▼▼▼
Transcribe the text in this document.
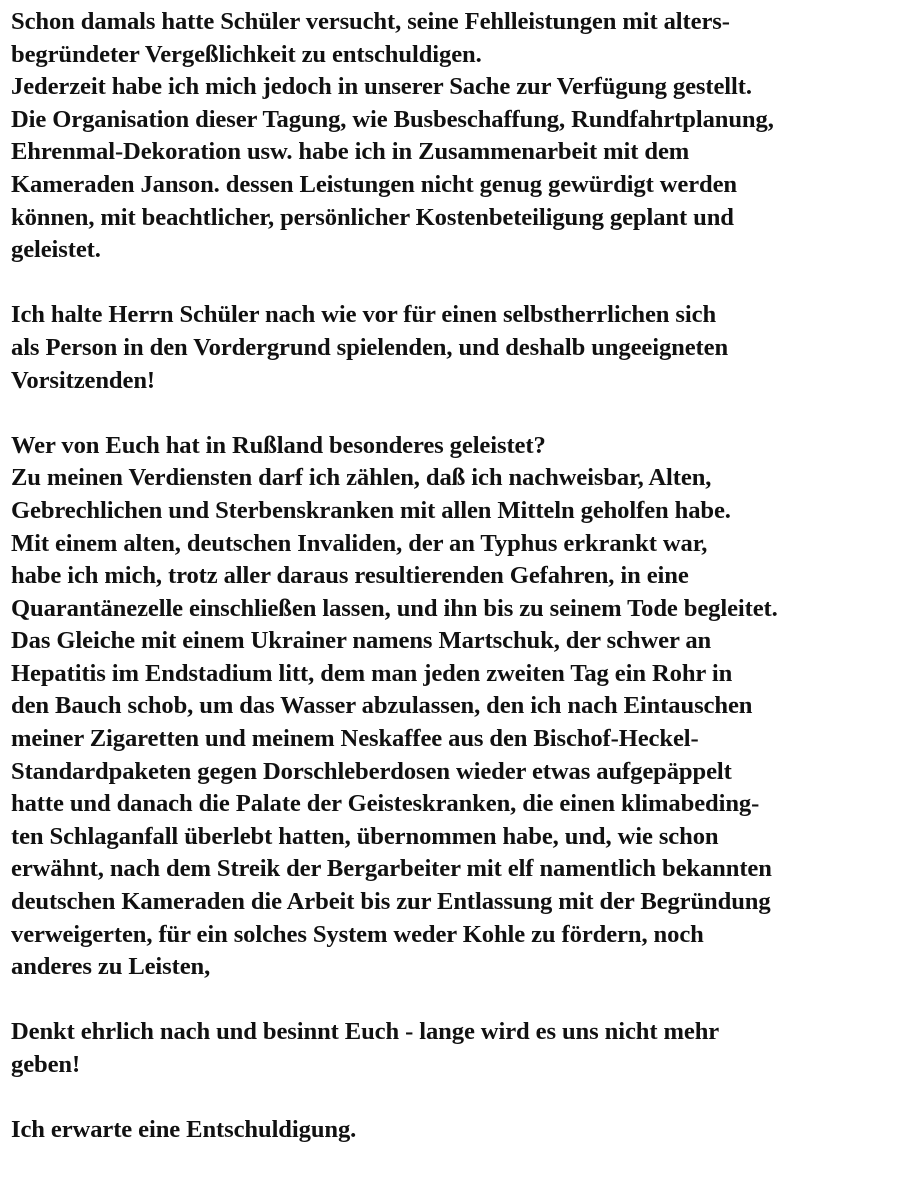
Schon damals hatte Schüler versucht, seine Fehlleistungen mit alters-
begründeter Vergeßlichkeit zu entschuldigen.
Jederzeit habe ich mich jedoch in unserer Sache zur Verfügung gestellt.
Die Organisation dieser Tagung, wie Busbeschaffung, Rundfahrtplanung,
Ehrenmal-Dekoration usw. habe ich in Zusammenarbeit mit dem
Kameraden Janson. dessen Leistungen nicht genug gewürdigt werden
können, mit beachtlicher, persönlicher Kostenbeteiligung geplant und
geleistet.
Ich halte Herrn Schüler nach wie vor für einen selbstherrlichen sich
als Person in den Vordergrund spielenden, und deshalb ungeeigneten
Vorsitzenden!
Wer von Euch hat in Rußland besonderes geleistet?
Zu meinen Verdiensten darf ich zählen, daß ich nachweisbar, Alten,
Gebrechlichen und Sterbenskranken mit allen Mitteln geholfen habe.
Mit einem alten, deutschen Invaliden, der an Typhus erkrankt war,
habe ich mich, trotz aller daraus resultierenden Gefahren, in eine
Quarantänezelle einschließen lassen, und ihn bis zu seinem Tode begleitet.
Das Gleiche mit einem Ukrainer namens Martschuk, der schwer an
Hepatitis im Endstadium litt, dem man jeden zweiten Tag ein Rohr in
den Bauch schob, um das Wasser abzulassen, den ich nach Eintauschen
meiner Zigaretten und meinem Neskaffee aus den Bischof-Heckel-
Standardpaketen gegen Dorschleberdosen wieder etwas aufgepäppelt
hatte und danach die Palate der Geisteskranken, die einen klimabeding-
ten Schlaganfall überlebt hatten, übernommen habe, und, wie schon
erwähnt, nach dem Streik der Bergarbeiter mit elf namentlich bekannten
deutschen Kameraden die Arbeit bis zur Entlassung mit der Begründung
verweigerten, für ein solches System weder Kohle zu fördern, noch
anderes zu Leisten,
Denkt ehrlich nach und besinnt Euch - lange wird es uns nicht mehr
geben!
Ich erwarte eine Entschuldigung.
▲▲▲
* EXERCISE AIM *
Your task is to copy the entries in full and exactly, without any images.

* FINAL RESULT *
Transcribe the text in this document.
Schon damals hatte Schüler versucht, seine Fehlleistungen mit alters-
begründeter Vergeßlichkeit zu entschuldigen.
Jederzeit habe ich mich jedoch in unserer Sache zur Verfügung gestellt.
Die Organisation dieser Tagung, wie Busbeschaffung, Rundfahrtplanung,
Ehrenmal-Dekoration usw. habe ich in Zusammenarbeit mit dem
Kameraden Janson. dessen Leistungen nicht genug gewürdigt werden
können, mit beachtlicher, persönlicher Kostenbeteiligung geplant und
geleistet.
Ich halte Herrn Schüler nach wie vor für einen selbstherrlichen sich
als Person in den Vordergrund spielenden, und deshalb ungeeigneten
Vorsitzenden!
Wer von Euch hat in Rußland besonderes geleistet?
Zu meinen Verdiensten darf ich zählen, daß ich nachweisbar, Alten,
Gebrechlichen und Sterbenskranken mit allen Mitteln geholfen habe.
Mit einem alten, deutschen Invaliden, der an Typhus erkrankt war,
habe ich mich, trotz aller daraus resultierenden Gefahren, in eine
Quarantänezelle einschließen lassen, und ihn bis zu seinem Tode begleitet.
Das Gleiche mit einem Ukrainer namens Martschuk, der schwer an
Hepatitis im Endstadium litt, dem man jeden zweiten Tag ein Rohr in
den Bauch schob, um das Wasser abzulassen, den ich nach Eintauschen
meiner Zigaretten und meinem Neskaffee aus den Bischof-Heckel-
Standardpaketen gegen Dorschleberdosen wieder etwas aufgepäppelt
hatte und danach die Palate der Geisteskranken, die einen klimabeding-
ten Schlaganfall überlebt hatten, übernommen habe, und, wie schon
erwähnt, nach dem Streik der Bergarbeiter mit elf namentlich bekannten
deutschen Kameraden die Arbeit bis zur Entlassung mit der Begründung
verweigerten, für ein solches System weder Kohle zu fördern, noch
anderes zu Leisten,
Denkt ehrlich nach und besinnt Euch - lange wird es uns nicht mehr
geben!
Ich erwarte eine Entschuldigung.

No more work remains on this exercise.